AIM OF THE EXERCISE:
Please restate the following records word for word.

GIVEN RECORDS:
==============================
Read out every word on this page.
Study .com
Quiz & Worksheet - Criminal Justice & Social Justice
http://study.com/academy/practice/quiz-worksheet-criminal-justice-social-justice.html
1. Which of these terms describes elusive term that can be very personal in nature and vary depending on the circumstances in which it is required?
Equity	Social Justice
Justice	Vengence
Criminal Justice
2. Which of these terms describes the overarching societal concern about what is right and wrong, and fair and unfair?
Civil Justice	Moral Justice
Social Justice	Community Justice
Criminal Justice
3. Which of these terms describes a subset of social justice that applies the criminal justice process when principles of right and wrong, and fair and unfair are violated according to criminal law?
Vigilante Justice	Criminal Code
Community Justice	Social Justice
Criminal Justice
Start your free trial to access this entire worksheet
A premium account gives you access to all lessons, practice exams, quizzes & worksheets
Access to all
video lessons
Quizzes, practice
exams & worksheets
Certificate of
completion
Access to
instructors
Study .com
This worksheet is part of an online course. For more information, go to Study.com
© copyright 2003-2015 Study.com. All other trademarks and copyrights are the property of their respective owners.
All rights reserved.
==============================
EXERCISE RESULT:
Read out every word on this page.
Study .com
Quiz & Worksheet - Criminal Justice & Social Justice
http://study.com/academy/practice/quiz-worksheet-criminal-justice-social-justice.html
1. Which of these terms describes elusive term that can be very personal in nature and vary depending on the circumstances in which it is required?
Equity	Social Justice
Justice	Vengence
Criminal Justice
2. Which of these terms describes the overarching societal concern about what is right and wrong, and fair and unfair?
Civil Justice	Moral Justice
Social Justice	Community Justice
Criminal Justice
3. Which of these terms describes a subset of social justice that applies the criminal justice process when principles of right and wrong, and fair and unfair are violated according to criminal law?
Vigilante Justice	Criminal Code
Community Justice	Social Justice
Criminal Justice
Start your free trial to access this entire worksheet
A premium account gives you access to all lessons, practice exams, quizzes & worksheets
Access to all
video lessons
Quizzes, practice
exams & worksheets
Certificate of
completion
Access to
instructors
Study .com
This worksheet is part of an online course. For more information, go to Study.com
© copyright 2003-2015 Study.com. All other trademarks and copyrights are the property of their respective owners.
All rights reserved.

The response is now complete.